**Given instruction:** Filter these entries, keeping only lines that hold the word "会話が減った人は".

**Entries:**
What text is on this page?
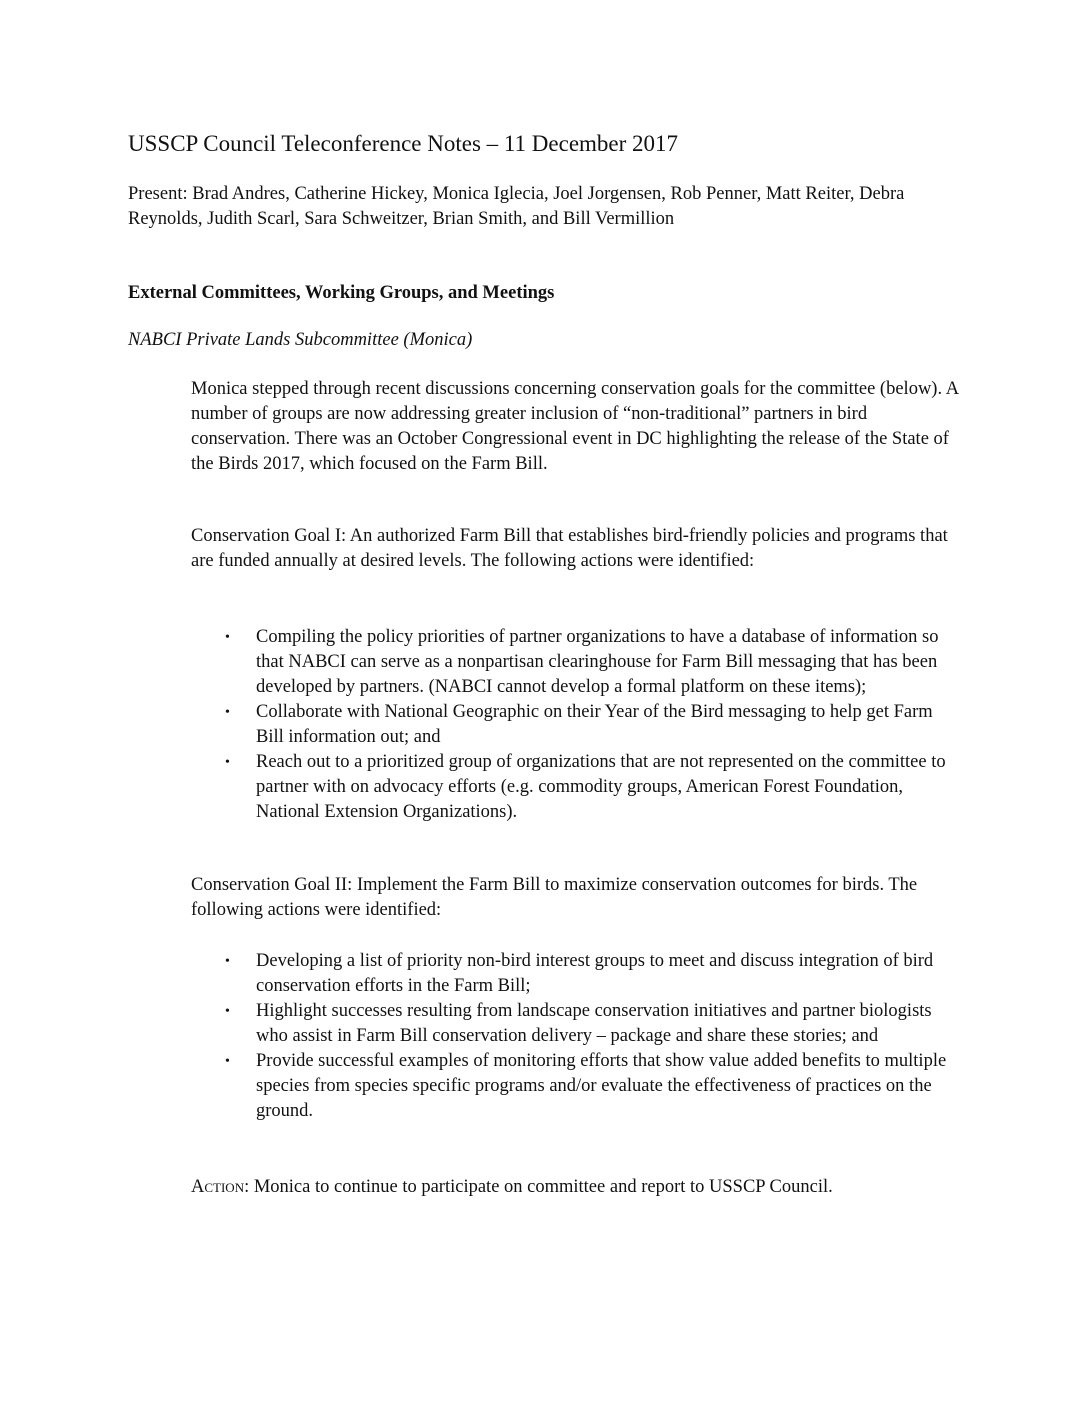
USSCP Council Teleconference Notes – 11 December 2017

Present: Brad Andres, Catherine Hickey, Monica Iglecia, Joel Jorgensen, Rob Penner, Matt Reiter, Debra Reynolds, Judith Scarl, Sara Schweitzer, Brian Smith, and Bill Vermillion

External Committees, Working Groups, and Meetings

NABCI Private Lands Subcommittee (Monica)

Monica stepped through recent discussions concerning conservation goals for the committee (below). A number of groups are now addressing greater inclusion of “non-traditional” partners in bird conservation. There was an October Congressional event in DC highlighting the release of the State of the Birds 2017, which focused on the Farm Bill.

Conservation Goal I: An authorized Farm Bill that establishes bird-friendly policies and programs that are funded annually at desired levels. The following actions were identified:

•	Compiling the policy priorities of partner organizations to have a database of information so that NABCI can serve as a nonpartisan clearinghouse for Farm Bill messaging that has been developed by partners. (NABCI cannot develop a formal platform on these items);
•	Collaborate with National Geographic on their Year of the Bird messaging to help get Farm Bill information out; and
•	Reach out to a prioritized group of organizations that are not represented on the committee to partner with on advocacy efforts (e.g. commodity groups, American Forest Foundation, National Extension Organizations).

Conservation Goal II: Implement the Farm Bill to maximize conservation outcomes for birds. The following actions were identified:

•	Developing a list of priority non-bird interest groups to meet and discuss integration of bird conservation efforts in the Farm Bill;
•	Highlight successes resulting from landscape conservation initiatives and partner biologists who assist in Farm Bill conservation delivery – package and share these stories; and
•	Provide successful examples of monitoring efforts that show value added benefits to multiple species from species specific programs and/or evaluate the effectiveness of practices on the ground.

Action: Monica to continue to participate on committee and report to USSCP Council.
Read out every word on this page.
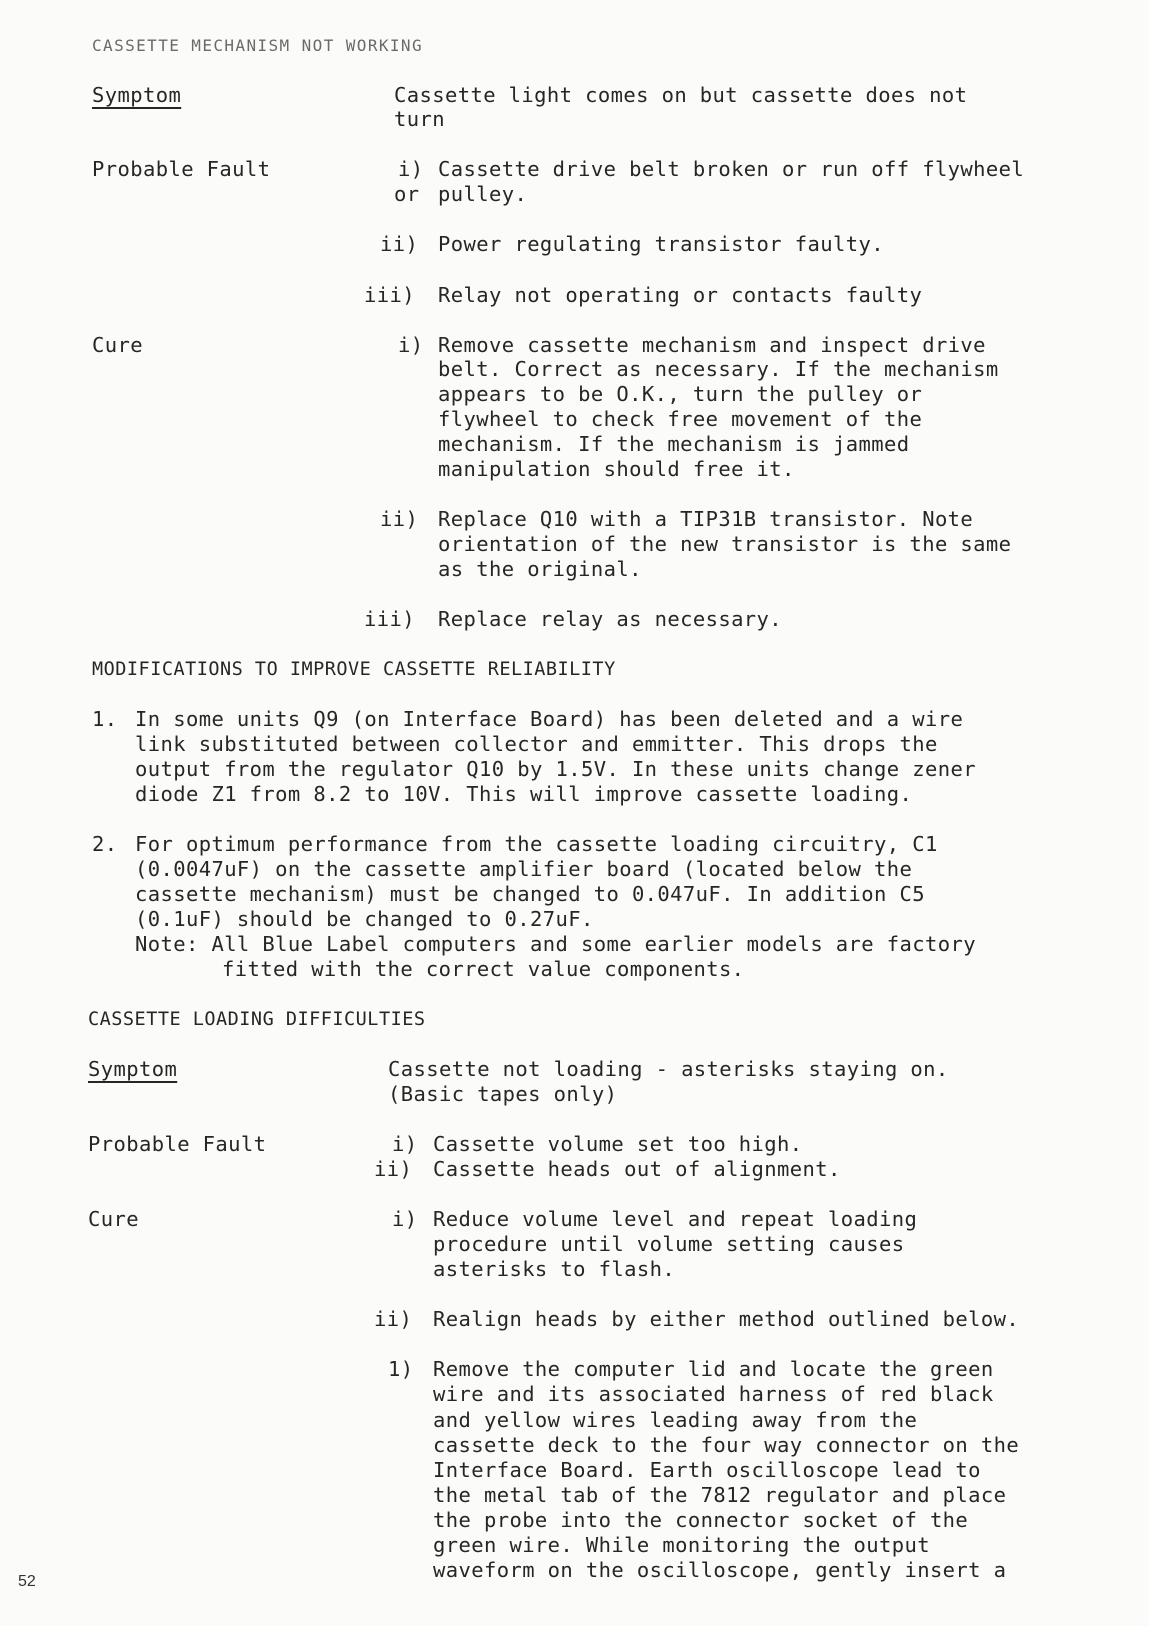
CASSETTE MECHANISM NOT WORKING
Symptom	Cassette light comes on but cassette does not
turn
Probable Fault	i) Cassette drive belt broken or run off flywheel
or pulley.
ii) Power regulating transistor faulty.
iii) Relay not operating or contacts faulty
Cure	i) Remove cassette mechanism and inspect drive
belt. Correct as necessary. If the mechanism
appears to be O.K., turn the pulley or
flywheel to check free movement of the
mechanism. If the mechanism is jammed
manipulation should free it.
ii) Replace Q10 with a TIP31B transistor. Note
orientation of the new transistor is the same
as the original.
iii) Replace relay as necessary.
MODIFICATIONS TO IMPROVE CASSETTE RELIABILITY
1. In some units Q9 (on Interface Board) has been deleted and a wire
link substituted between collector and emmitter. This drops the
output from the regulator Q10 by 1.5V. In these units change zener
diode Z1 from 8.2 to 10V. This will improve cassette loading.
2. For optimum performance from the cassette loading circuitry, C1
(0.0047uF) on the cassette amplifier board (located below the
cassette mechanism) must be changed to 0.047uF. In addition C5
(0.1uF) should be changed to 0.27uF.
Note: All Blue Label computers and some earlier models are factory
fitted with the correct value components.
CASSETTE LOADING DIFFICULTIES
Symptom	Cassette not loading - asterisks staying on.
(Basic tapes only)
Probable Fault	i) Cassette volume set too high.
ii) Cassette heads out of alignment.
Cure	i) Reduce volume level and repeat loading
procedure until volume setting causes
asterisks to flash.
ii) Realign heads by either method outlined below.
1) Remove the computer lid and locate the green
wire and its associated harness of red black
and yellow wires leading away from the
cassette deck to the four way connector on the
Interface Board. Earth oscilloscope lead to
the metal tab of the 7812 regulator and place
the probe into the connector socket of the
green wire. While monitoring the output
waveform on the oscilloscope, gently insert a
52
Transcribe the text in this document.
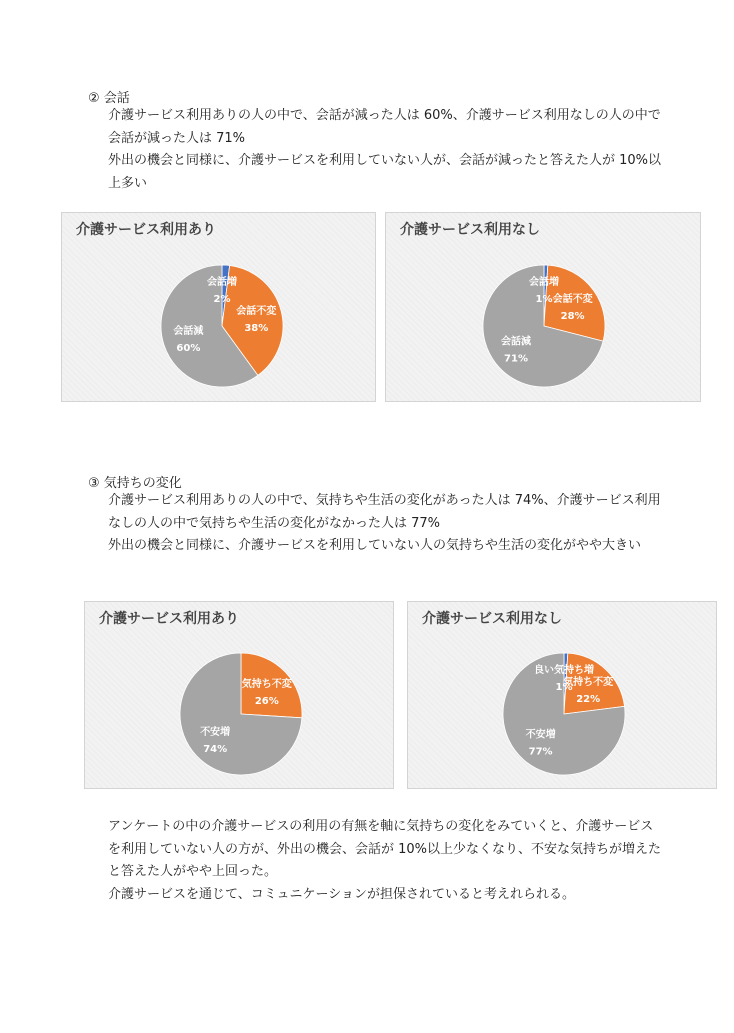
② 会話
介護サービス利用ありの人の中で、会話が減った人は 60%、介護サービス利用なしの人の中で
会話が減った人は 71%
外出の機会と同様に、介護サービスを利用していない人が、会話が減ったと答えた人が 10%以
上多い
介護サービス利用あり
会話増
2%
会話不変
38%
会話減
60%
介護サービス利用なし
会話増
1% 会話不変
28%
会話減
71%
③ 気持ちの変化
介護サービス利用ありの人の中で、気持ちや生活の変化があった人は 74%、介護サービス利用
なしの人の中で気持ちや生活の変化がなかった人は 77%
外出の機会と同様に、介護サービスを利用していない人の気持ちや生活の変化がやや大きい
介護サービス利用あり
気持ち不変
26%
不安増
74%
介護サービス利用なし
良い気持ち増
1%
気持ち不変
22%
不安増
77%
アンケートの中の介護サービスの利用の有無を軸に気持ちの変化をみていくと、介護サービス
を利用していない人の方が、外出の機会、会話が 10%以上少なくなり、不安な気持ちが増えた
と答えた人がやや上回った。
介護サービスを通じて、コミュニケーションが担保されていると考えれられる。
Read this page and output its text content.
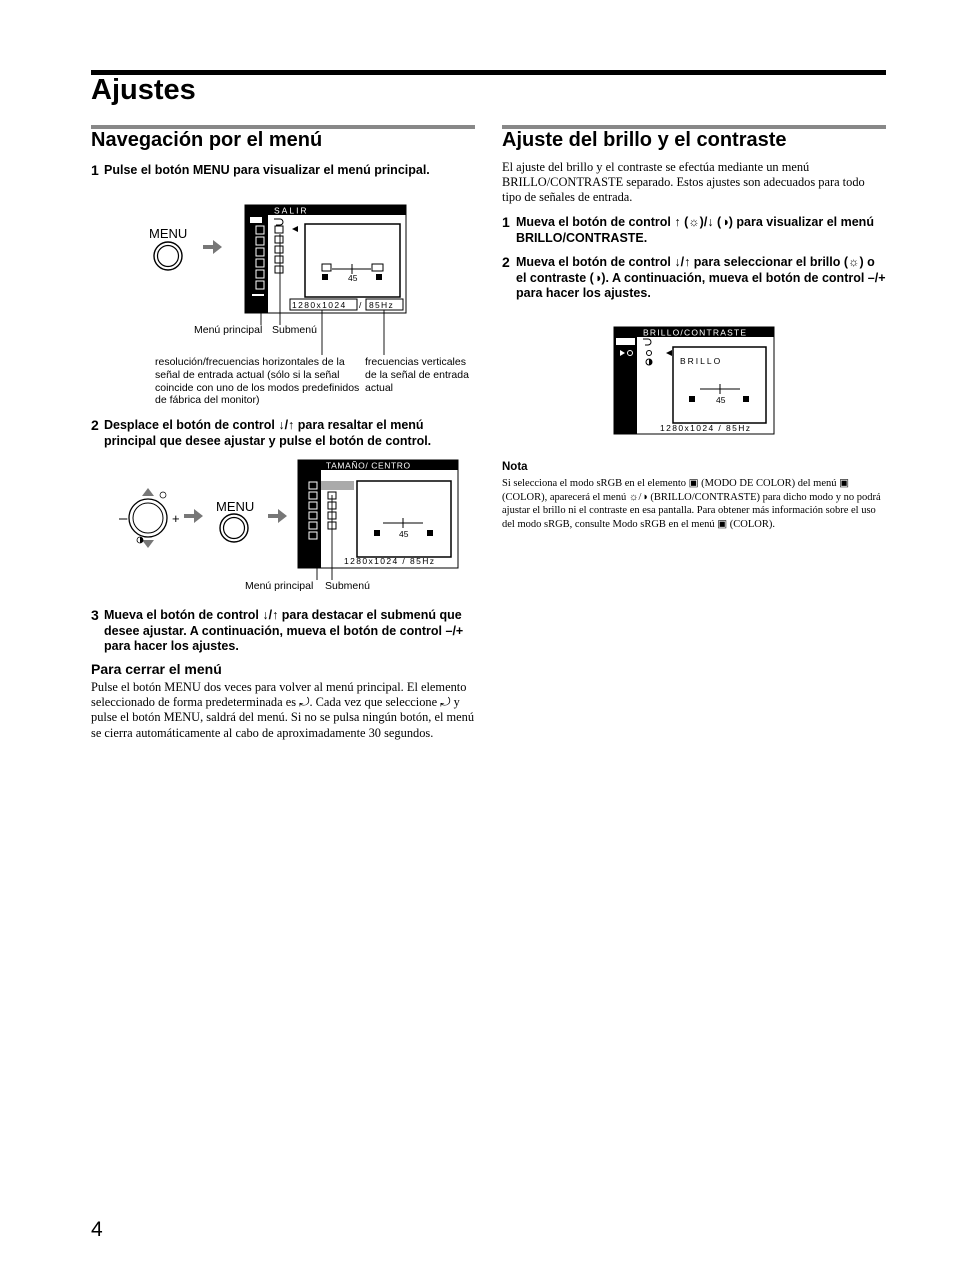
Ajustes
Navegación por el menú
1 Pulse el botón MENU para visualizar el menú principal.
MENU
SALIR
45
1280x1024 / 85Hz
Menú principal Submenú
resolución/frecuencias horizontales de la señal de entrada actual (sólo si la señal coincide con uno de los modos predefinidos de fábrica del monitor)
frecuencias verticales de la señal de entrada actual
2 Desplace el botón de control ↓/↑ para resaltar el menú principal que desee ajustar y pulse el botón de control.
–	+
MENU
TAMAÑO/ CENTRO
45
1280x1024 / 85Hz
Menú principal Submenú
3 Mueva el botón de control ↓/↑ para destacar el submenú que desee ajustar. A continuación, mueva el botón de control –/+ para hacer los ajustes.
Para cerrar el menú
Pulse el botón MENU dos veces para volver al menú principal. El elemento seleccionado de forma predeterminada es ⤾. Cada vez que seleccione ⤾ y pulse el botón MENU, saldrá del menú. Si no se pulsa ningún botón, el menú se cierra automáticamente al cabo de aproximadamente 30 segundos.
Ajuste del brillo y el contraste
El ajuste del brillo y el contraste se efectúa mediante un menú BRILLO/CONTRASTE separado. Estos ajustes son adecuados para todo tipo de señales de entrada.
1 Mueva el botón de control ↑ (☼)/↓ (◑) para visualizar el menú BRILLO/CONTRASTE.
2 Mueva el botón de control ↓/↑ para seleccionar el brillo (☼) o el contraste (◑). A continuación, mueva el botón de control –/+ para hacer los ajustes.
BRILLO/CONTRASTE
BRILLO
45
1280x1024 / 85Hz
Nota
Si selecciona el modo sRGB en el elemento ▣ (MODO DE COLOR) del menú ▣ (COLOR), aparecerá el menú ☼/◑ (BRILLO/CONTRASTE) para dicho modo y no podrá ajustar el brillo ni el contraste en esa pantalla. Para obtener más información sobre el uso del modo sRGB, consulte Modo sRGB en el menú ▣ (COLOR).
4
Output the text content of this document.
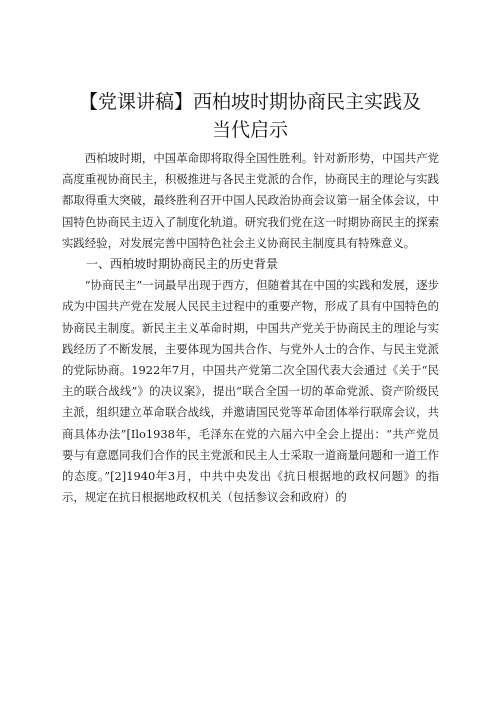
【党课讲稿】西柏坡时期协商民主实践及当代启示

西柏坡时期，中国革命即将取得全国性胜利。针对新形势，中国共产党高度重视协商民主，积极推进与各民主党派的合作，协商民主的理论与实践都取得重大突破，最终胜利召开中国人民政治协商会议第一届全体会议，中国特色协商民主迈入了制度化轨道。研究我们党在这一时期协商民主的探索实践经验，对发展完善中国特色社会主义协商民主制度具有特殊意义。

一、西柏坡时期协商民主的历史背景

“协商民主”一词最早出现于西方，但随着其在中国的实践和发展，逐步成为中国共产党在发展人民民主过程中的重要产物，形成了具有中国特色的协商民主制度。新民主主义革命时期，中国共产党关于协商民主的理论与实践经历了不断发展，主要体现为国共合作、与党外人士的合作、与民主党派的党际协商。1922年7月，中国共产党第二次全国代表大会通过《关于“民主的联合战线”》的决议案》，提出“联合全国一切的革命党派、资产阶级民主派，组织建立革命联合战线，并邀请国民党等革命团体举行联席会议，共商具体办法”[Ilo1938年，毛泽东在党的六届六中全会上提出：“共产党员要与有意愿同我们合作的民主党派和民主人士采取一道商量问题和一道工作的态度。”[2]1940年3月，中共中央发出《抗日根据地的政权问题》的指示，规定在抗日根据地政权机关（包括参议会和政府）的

**Answer for the task:**
介護サービス利用ありの人の中で、会話が減った人は 60%、介護サービス利用なしの人の中で
会話が減った人は 71%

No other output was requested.